• **AIM**:
All of the data needs to be repeated exactly.

(Recorded data)

=======

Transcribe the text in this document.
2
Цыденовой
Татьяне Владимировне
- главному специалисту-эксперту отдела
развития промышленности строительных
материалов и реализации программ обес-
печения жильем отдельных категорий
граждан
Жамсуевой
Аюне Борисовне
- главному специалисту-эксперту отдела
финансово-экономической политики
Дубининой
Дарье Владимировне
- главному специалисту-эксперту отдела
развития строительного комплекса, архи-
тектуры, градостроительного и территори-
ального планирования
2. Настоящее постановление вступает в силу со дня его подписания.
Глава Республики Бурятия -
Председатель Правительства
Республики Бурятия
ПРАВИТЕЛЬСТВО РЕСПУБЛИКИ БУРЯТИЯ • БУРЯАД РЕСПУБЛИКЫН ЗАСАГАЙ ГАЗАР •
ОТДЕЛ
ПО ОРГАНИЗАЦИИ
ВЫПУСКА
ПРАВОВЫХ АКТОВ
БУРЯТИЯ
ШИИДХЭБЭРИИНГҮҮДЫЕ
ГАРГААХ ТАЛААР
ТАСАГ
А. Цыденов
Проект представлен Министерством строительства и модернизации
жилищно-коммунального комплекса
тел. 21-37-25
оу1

=======

• **OUTPUT OF THE TASK**:
Transcribe the text in this document.
2
Цыденовой
Татьяне Владимировне
- главному специалисту-эксперту отдела
развития промышленности строительных
материалов и реализации программ обес-
печения жильем отдельных категорий
граждан
Жамсуевой
Аюне Борисовне
- главному специалисту-эксперту отдела
финансово-экономической политики
Дубининой
Дарье Владимировне
- главному специалисту-эксперту отдела
развития строительного комплекса, архи-
тектуры, градостроительного и территори-
ального планирования
2. Настоящее постановление вступает в силу со дня его подписания.
Глава Республики Бурятия -
Председатель Правительства
Республики Бурятия
ПРАВИТЕЛЬСТВО РЕСПУБЛИКИ БУРЯТИЯ • БУРЯАД РЕСПУБЛИКЫН ЗАСАГАЙ ГАЗАР •
ОТДЕЛ
ПО ОРГАНИЗАЦИИ
ВЫПУСКА
ПРАВОВЫХ АКТОВ
БУРЯТИЯ
ШИИДХЭБЭРИИНГҮҮДЫЕ
ГАРГААХ ТАЛААР
ТАСАГ
А. Цыденов
Проект представлен Министерством строительства и модернизации
жилищно-коммунального комплекса
тел. 21-37-25
оу1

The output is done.